**WORK TO BE COMPLETED**
List every line below containing "this".

***** ROWS

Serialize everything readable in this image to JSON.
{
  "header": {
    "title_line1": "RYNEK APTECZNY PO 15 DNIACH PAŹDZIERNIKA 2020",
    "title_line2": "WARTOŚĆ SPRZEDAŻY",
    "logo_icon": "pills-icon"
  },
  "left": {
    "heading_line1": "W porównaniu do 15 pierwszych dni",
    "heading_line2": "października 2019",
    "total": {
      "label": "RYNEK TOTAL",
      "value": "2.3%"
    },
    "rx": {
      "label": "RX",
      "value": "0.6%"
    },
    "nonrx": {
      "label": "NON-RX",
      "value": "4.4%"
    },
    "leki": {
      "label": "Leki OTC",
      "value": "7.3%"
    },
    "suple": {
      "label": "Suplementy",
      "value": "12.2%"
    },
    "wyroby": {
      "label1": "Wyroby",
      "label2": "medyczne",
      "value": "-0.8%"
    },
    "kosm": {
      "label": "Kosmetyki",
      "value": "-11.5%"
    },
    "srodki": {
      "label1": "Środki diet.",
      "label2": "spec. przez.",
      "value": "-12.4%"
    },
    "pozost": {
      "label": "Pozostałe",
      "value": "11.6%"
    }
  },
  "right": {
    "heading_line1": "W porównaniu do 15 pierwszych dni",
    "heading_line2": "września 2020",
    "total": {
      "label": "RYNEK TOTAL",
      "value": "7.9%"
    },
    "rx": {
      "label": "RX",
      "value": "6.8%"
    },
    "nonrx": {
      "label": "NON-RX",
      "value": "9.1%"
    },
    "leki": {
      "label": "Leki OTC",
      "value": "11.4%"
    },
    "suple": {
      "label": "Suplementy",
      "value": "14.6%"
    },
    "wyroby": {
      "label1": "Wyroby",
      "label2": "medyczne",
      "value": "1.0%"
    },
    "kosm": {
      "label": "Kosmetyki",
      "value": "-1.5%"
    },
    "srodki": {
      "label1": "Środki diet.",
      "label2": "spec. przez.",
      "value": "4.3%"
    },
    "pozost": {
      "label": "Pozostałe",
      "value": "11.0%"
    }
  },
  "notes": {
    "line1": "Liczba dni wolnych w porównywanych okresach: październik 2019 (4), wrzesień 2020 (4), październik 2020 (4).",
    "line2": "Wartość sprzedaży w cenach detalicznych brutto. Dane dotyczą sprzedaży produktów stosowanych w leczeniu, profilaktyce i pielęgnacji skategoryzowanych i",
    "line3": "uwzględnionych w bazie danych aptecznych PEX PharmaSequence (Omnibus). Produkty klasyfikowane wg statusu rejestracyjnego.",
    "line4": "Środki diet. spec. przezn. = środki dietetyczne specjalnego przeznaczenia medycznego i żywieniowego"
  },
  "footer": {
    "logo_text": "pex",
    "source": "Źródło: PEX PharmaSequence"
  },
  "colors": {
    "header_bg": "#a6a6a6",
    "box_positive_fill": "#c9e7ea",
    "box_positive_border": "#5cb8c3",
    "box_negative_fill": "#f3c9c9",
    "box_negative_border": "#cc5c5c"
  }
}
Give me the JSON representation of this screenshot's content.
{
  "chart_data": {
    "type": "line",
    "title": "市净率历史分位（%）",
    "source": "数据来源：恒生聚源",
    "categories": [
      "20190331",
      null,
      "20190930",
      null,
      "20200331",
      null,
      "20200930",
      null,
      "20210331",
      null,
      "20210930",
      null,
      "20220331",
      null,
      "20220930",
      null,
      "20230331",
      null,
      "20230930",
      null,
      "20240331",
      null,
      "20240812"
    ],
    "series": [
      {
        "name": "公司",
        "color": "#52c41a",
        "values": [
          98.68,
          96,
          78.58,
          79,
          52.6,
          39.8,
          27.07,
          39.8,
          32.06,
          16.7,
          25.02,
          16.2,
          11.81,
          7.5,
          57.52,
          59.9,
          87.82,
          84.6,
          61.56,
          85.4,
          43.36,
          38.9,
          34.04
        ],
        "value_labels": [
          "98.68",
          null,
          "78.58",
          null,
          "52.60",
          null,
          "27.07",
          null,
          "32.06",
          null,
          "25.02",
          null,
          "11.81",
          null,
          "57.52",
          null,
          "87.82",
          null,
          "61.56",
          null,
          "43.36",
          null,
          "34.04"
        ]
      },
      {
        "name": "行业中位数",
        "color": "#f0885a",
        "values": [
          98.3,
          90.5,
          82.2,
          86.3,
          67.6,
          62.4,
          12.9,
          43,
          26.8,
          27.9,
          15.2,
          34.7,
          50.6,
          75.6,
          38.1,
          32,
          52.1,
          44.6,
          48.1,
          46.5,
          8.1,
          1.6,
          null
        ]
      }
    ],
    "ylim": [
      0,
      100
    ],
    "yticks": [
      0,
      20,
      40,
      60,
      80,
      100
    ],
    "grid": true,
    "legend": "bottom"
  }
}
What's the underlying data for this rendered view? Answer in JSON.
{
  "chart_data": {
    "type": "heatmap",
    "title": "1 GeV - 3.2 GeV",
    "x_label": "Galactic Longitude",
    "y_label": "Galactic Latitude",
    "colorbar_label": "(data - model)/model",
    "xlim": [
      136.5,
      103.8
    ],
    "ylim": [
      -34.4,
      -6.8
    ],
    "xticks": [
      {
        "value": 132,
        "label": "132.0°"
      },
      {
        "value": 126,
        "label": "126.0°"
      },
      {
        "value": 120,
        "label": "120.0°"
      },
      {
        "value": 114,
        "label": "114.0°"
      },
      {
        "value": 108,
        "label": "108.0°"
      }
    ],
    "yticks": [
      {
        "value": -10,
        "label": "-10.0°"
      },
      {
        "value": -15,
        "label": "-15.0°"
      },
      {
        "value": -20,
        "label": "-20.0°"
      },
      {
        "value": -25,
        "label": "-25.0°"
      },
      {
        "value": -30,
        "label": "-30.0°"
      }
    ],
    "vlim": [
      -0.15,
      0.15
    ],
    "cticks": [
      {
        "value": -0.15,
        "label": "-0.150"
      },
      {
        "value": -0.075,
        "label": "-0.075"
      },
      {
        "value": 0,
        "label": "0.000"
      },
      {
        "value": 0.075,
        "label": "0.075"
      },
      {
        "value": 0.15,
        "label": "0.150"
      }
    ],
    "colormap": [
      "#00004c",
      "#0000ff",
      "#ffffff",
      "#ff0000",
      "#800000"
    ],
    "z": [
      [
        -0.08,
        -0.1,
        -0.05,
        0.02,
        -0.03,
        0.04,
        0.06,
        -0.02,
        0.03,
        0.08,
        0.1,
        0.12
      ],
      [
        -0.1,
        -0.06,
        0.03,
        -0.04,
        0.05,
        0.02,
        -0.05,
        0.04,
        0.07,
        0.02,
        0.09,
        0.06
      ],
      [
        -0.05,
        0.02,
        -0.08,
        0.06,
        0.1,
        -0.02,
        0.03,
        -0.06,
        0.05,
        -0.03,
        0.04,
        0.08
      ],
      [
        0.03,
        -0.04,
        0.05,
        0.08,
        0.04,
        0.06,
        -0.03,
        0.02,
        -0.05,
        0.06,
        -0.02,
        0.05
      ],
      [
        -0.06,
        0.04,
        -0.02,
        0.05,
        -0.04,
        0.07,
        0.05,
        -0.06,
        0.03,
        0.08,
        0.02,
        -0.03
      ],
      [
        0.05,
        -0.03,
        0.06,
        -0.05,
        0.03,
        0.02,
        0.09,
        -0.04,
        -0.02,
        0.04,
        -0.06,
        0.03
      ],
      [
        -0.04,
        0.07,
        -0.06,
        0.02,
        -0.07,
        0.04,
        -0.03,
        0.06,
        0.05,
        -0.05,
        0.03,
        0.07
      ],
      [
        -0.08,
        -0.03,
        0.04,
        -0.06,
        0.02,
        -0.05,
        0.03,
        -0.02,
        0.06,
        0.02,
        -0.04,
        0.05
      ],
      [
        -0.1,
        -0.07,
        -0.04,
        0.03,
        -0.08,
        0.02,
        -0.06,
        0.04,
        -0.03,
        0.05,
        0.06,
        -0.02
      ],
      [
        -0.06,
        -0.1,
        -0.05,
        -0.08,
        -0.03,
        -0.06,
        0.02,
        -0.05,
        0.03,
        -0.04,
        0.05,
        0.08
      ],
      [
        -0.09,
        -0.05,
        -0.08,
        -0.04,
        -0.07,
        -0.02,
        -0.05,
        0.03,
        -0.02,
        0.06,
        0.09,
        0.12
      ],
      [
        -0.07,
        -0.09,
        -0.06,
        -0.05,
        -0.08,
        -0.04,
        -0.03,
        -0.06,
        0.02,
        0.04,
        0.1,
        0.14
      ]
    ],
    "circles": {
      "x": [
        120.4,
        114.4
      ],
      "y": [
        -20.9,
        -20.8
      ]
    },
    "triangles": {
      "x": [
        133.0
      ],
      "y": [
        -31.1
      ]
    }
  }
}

**********

**THE COMPLETED TASK**
Serialize everything readable in this image to JSON.
Give me the JSON representation of this screenshot's content.
What's the underlying data for this rendered view? Answer in JSON.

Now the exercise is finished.